### Task requirements
Sort through the entries below and pull out lines containing the word "will".

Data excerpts
-- START --
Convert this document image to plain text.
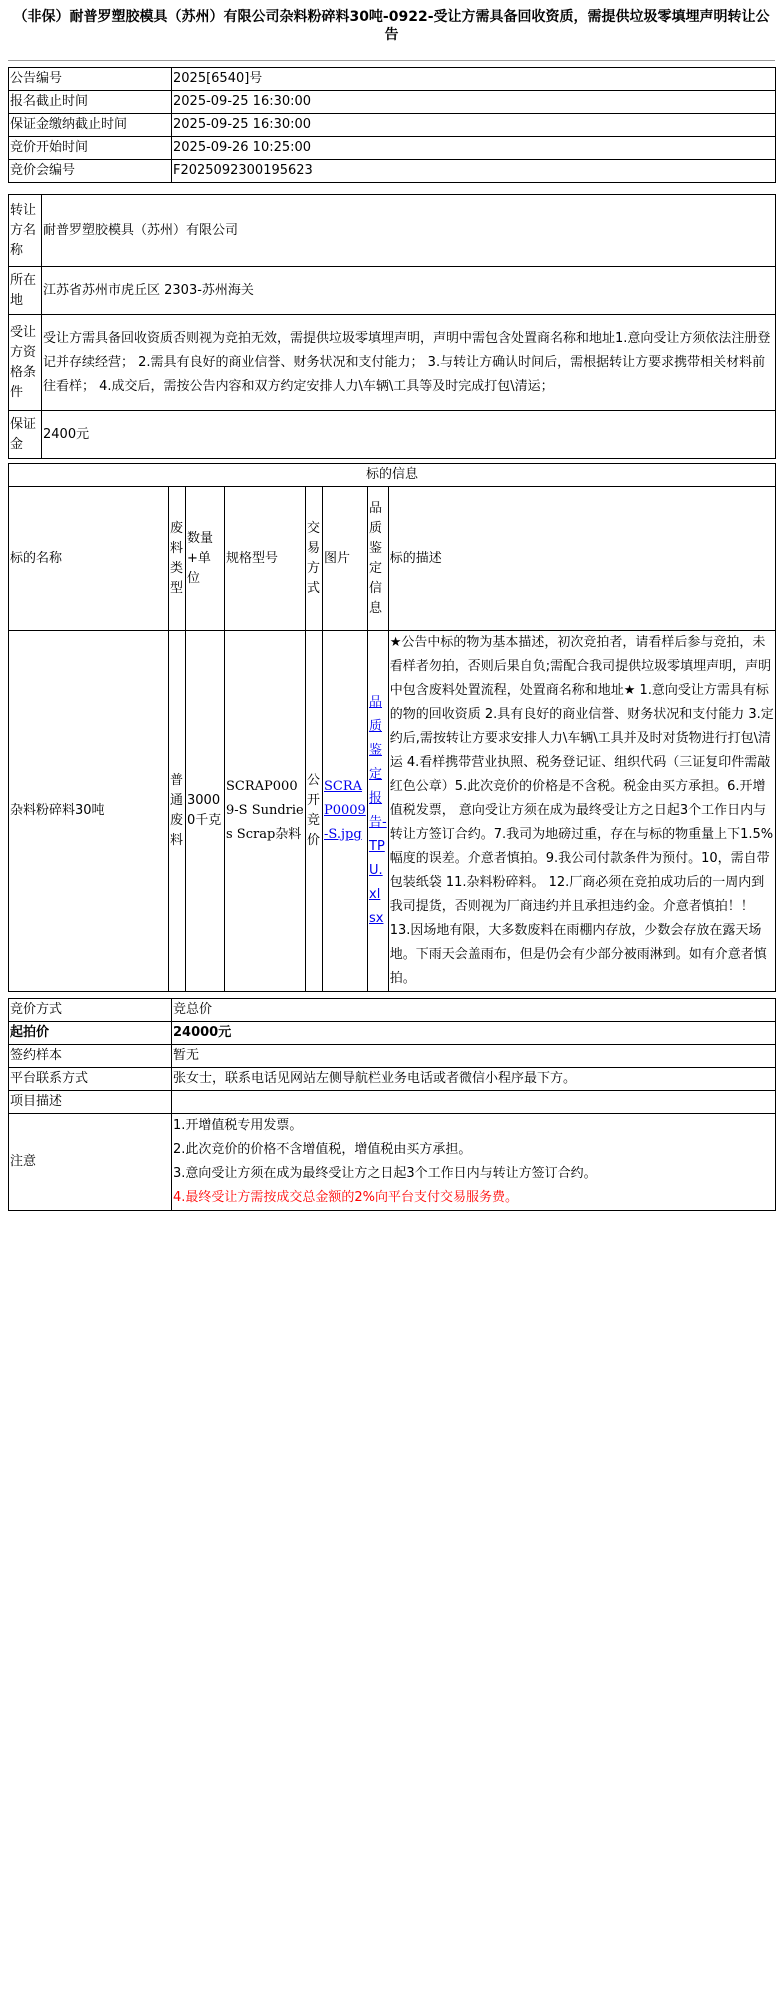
（非保）耐普罗塑胶模具（苏州）有限公司杂料粉碎料30吨-0922-受让方需具备回收资质，需提供垃圾零填埋声明转让公告
公告编号	2025[6540]号
报名截止时间	2025-09-25 16:30:00
保证金缴纳截止时间	2025-09-25 16:30:00
竞价开始时间	2025-09-26 10:25:00
竞价会编号	F2025092300195623
转让方名称	耐普罗塑胶模具（苏州）有限公司
所在地	江苏省苏州市虎丘区 2303-苏州海关
受让方资格条件	受让方需具备回收资质否则视为竞拍无效，需提供垃圾零填埋声明，声明中需包含处置商名称和地址1.意向受让方须依法注册登记并存续经营； 2.需具有良好的商业信誉、财务状况和支付能力； 3.与转让方确认时间后，需根据转让方要求携带相关材料前往看样； 4.成交后，需按公告内容和双方约定安排人力\车辆\工具等及时完成打包\清运；
保证金	2400元
标的信息							
标的名称	废料类型	数量+单位	规格型号	交易方式	图片	品质鉴定信息	标的描述
杂料粉碎料30吨	普通废料	30000千克	SCRAP0009-S Sundries Scrap杂料	公开竞价	SCRAP0009-S.jpg	品质鉴定报告-TPU.xlsx	★公告中标的物为基本描述，初次竞拍者，请看样后参与竞拍，未看样者勿拍，否则后果自负;需配合我司提供垃圾零填埋声明，声明中包含废料处置流程，处置商名称和地址★ 1.意向受让方需具有标的物的回收资质 2.具有良好的商业信誉、财务状况和支付能力 3.定约后,需按转让方要求安排人力\车辆\工具并及时对货物进行打包\清运 4.看样携带营业执照、税务登记证、组织代码（三证复印件需敲红色公章）5.此次竞价的价格是不含税。税金由买方承担。6.开增值税发票， 意向受让方须在成为最终受让方之日起3个工作日内与转让方签订合约。7.我司为地磅过重，存在与标的物重量上下1.5%幅度的误差。介意者慎拍。9.我公司付款条件为预付。10，需自带包装纸袋 11.杂料粉碎料。 12.厂商必须在竞拍成功后的一周内到我司提货，否则视为厂商违约并且承担违约金。介意者慎拍！！ 13.因场地有限，大多数废料在雨棚内存放，少数会存放在露天场地。下雨天会盖雨布，但是仍会有少部分被雨淋到。如有介意者慎拍。
竞价方式	竞总价
起拍价	24000元
签约样本	暂无
平台联系方式	张女士，联系电话见网站左侧导航栏业务电话或者微信小程序最下方。
项目描述	
注意	1.开增值税专用发票。
2.此次竞价的价格不含增值税，增值税由买方承担。
3.意向受让方须在成为最终受让方之日起3个工作日内与转让方签订合约。
4.最终受让方需按成交总金额的2%向平台支付交易服务费。
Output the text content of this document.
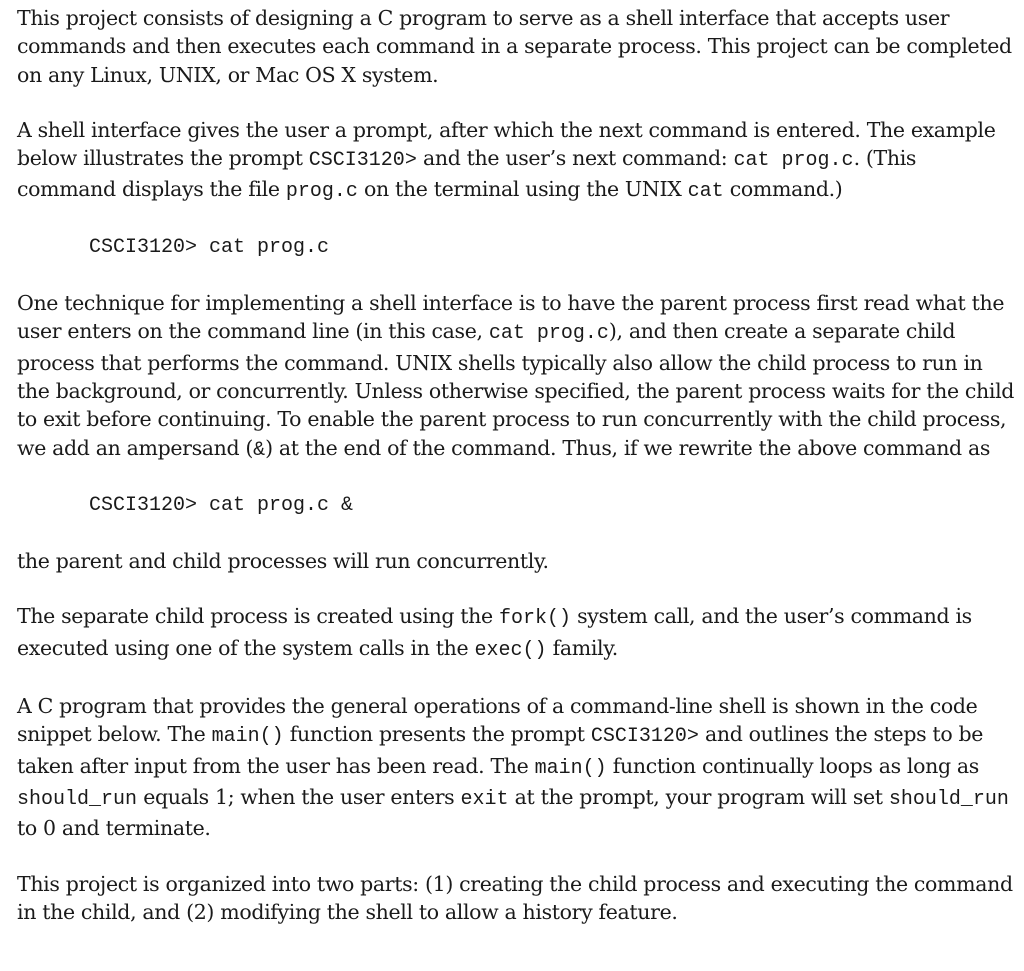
This project consists of designing a C program to serve as a shell interface that accepts user commands and then executes each command in a separate process. This project can be completed on any Linux, UNIX, or Mac OS X system.

A shell interface gives the user a prompt, after which the next command is entered. The example below illustrates the prompt CSCI3120> and the user’s next command: cat prog.c. (This command displays the file prog.c on the terminal using the UNIX cat command.)

CSCI3120> cat prog.c

One technique for implementing a shell interface is to have the parent process first read what the user enters on the command line (in this case, cat prog.c), and then create a separate child process that performs the command. UNIX shells typically also allow the child process to run in the background, or concurrently. Unless otherwise specified, the parent process waits for the child to exit before continuing. To enable the parent process to run concurrently with the child process, we add an ampersand (&) at the end of the command. Thus, if we rewrite the above command as

CSCI3120> cat prog.c &

the parent and child processes will run concurrently.

The separate child process is created using the fork() system call, and the user’s command is executed using one of the system calls in the exec() family.

A C program that provides the general operations of a command-line shell is shown in the code snippet below. The main() function presents the prompt CSCI3120> and outlines the steps to be taken after input from the user has been read. The main() function continually loops as long as should_run equals 1; when the user enters exit at the prompt, your program will set should_run to 0 and terminate.

This project is organized into two parts: (1) creating the child process and executing the command in the child, and (2) modifying the shell to allow a history feature.
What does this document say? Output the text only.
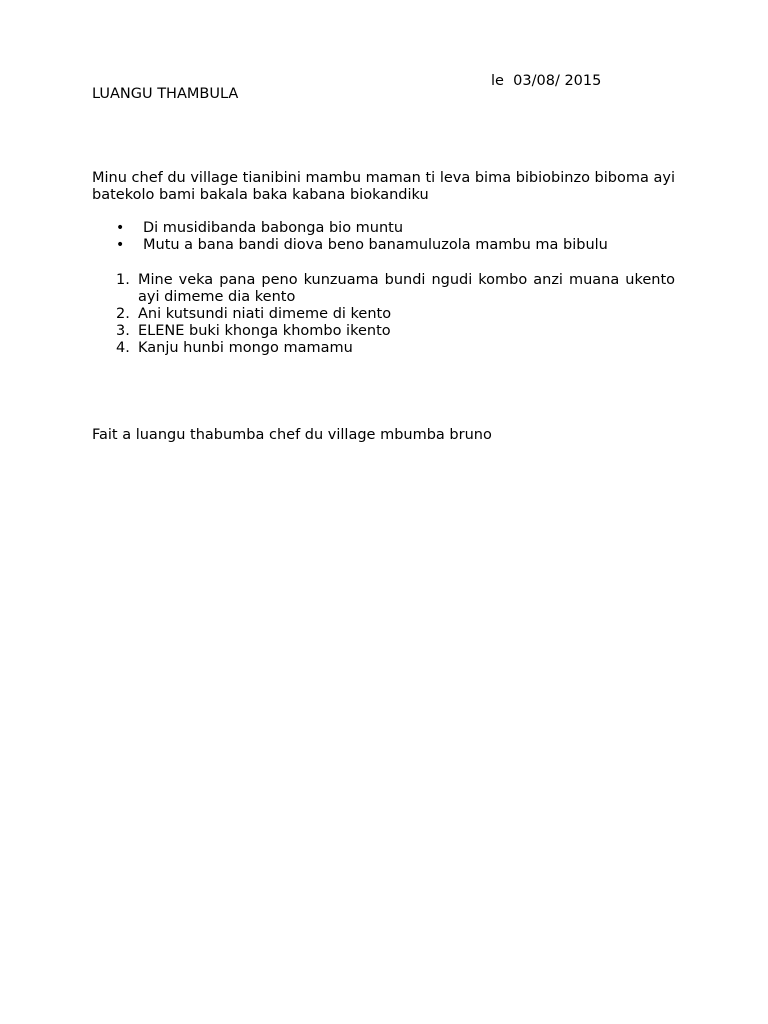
le  03/08/ 2015
LUANGU THAMBULA
Minu chef du village tianibini mambu maman ti leva bima bibiobinzo biboma ayi batekolo bami bakala baka kabana biokandiku
• Di musidibanda babonga bio muntu
• Mutu a bana bandi diova beno banamuluzola mambu ma bibulu
1. Mine veka pana peno kunzuama bundi ngudi kombo anzi muana ukento ayi dimeme dia kento
2. Ani kutsundi niati dimeme di kento
3. ELENE buki khonga khombo ikento
4. Kanju hunbi mongo mamamu
Fait a luangu thabumba chef du village mbumba bruno
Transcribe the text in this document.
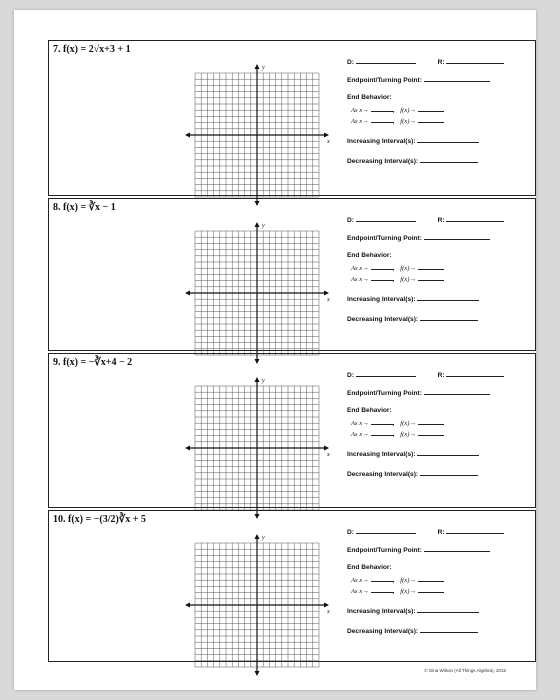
7. f(x) = 2√x+3 + 1
y
x
D:	R:
Endpoint/Turning Point:
End Behavior:
As x→	, f(x)→
As x→	, f(x)→
Increasing Interval(s):
Decreasing Interval(s):
8. f(x) = ∛x − 1
y
x
D:	R:
Endpoint/Turning Point:
End Behavior:
As x→	, f(x)→
As x→	, f(x)→
Increasing Interval(s):
Decreasing Interval(s):
9. f(x) = −∛x+4 − 2
y
x
D:	R:
Endpoint/Turning Point:
End Behavior:
As x→	, f(x)→
As x→	, f(x)→
Increasing Interval(s):
Decreasing Interval(s):
10. f(x) = −(3/2)∛x + 5
y
x
D:	R:
Endpoint/Turning Point:
End Behavior:
As x→	, f(x)→
As x→	, f(x)→
Increasing Interval(s):
Decreasing Interval(s):
© Gina Wilson (All Things Algebra), 2015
-- END --
### Response to this task
the parent and child processes will run concurrently.
A C program that provides the general operations of a command-line shell is shown in the code snippet below. The main() function presents the prompt CSCI3120> and outlines the steps to be taken after input from the user has been read. The main() function continually loops as long as should_run equals 1; when the user enters exit at the prompt, your program will set should_run to 0 and terminate.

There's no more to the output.